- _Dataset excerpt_
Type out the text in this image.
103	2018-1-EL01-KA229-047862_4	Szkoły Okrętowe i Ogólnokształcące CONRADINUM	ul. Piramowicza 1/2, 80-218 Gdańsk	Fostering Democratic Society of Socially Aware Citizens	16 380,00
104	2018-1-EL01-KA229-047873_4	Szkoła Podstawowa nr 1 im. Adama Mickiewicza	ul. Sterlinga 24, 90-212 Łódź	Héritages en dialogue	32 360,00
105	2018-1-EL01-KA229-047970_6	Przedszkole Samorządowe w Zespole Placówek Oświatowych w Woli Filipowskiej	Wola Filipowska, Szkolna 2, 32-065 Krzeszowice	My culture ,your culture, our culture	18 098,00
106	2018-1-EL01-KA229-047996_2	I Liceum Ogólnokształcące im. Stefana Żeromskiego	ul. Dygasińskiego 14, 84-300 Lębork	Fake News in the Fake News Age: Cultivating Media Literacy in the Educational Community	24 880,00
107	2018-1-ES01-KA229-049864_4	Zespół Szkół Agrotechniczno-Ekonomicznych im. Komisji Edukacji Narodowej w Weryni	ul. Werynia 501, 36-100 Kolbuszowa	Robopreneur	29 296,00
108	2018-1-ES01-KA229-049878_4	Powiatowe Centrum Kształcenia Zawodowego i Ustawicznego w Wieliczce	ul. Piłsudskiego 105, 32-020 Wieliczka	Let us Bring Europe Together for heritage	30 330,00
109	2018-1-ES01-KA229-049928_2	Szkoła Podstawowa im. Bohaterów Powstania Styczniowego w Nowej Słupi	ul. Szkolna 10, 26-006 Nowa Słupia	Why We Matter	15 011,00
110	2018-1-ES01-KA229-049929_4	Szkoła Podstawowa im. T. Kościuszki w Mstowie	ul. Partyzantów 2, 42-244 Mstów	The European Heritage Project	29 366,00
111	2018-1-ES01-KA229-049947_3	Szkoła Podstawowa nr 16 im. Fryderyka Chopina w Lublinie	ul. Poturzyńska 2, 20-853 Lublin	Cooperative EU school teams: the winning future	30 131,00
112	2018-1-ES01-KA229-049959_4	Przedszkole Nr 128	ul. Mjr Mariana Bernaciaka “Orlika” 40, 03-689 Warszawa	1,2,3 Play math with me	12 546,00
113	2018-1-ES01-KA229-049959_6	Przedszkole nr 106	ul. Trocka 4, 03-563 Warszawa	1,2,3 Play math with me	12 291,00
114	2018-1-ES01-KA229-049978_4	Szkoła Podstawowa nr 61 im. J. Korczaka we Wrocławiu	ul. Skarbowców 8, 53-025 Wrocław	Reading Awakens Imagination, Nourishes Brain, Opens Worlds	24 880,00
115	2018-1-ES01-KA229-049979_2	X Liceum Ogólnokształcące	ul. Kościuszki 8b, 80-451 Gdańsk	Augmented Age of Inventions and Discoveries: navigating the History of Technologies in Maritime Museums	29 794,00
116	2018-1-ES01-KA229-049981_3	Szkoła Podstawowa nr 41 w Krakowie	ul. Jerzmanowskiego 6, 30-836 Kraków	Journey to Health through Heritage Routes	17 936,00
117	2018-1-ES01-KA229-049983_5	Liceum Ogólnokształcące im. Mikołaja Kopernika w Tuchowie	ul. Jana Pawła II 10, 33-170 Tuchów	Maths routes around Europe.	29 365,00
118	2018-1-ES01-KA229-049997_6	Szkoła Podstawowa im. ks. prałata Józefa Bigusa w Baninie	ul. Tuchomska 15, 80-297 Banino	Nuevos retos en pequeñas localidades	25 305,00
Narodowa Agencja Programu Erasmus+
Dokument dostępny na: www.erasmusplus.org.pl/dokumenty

- _TASK OBJECTIVE_
Each of the records should be retyped exactly.

- _EXPECTED OUTPUT_
Type out the text in this image.
103	2018-1-EL01-KA229-047862_4	Szkoły Okrętowe i Ogólnokształcące CONRADINUM	ul. Piramowicza 1/2, 80-218 Gdańsk	Fostering Democratic Society of Socially Aware Citizens	16 380,00
104	2018-1-EL01-KA229-047873_4	Szkoła Podstawowa nr 1 im. Adama Mickiewicza	ul. Sterlinga 24, 90-212 Łódź	Héritages en dialogue	32 360,00
105	2018-1-EL01-KA229-047970_6	Przedszkole Samorządowe w Zespole Placówek Oświatowych w Woli Filipowskiej	Wola Filipowska, Szkolna 2, 32-065 Krzeszowice	My culture ,your culture, our culture	18 098,00
106	2018-1-EL01-KA229-047996_2	I Liceum Ogólnokształcące im. Stefana Żeromskiego	ul. Dygasińskiego 14, 84-300 Lębork	Fake News in the Fake News Age: Cultivating Media Literacy in the Educational Community	24 880,00
107	2018-1-ES01-KA229-049864_4	Zespół Szkół Agrotechniczno-Ekonomicznych im. Komisji Edukacji Narodowej w Weryni	ul. Werynia 501, 36-100 Kolbuszowa	Robopreneur	29 296,00
108	2018-1-ES01-KA229-049878_4	Powiatowe Centrum Kształcenia Zawodowego i Ustawicznego w Wieliczce	ul. Piłsudskiego 105, 32-020 Wieliczka	Let us Bring Europe Together for heritage	30 330,00
109	2018-1-ES01-KA229-049928_2	Szkoła Podstawowa im. Bohaterów Powstania Styczniowego w Nowej Słupi	ul. Szkolna 10, 26-006 Nowa Słupia	Why We Matter	15 011,00
110	2018-1-ES01-KA229-049929_4	Szkoła Podstawowa im. T. Kościuszki w Mstowie	ul. Partyzantów 2, 42-244 Mstów	The European Heritage Project	29 366,00
111	2018-1-ES01-KA229-049947_3	Szkoła Podstawowa nr 16 im. Fryderyka Chopina w Lublinie	ul. Poturzyńska 2, 20-853 Lublin	Cooperative EU school teams: the winning future	30 131,00
112	2018-1-ES01-KA229-049959_4	Przedszkole Nr 128	ul. Mjr Mariana Bernaciaka “Orlika” 40, 03-689 Warszawa	1,2,3 Play math with me	12 546,00
113	2018-1-ES01-KA229-049959_6	Przedszkole nr 106	ul. Trocka 4, 03-563 Warszawa	1,2,3 Play math with me	12 291,00
114	2018-1-ES01-KA229-049978_4	Szkoła Podstawowa nr 61 im. J. Korczaka we Wrocławiu	ul. Skarbowców 8, 53-025 Wrocław	Reading Awakens Imagination, Nourishes Brain, Opens Worlds	24 880,00
115	2018-1-ES01-KA229-049979_2	X Liceum Ogólnokształcące	ul. Kościuszki 8b, 80-451 Gdańsk	Augmented Age of Inventions and Discoveries: navigating the History of Technologies in Maritime Museums	29 794,00
116	2018-1-ES01-KA229-049981_3	Szkoła Podstawowa nr 41 w Krakowie	ul. Jerzmanowskiego 6, 30-836 Kraków	Journey to Health through Heritage Routes	17 936,00
117	2018-1-ES01-KA229-049983_5	Liceum Ogólnokształcące im. Mikołaja Kopernika w Tuchowie	ul. Jana Pawła II 10, 33-170 Tuchów	Maths routes around Europe.	29 365,00
118	2018-1-ES01-KA229-049997_6	Szkoła Podstawowa im. ks. prałata Józefa Bigusa w Baninie	ul. Tuchomska 15, 80-297 Banino	Nuevos retos en pequeñas localidades	25 305,00
Narodowa Agencja Programu Erasmus+
Dokument dostępny na: www.erasmusplus.org.pl/dokumenty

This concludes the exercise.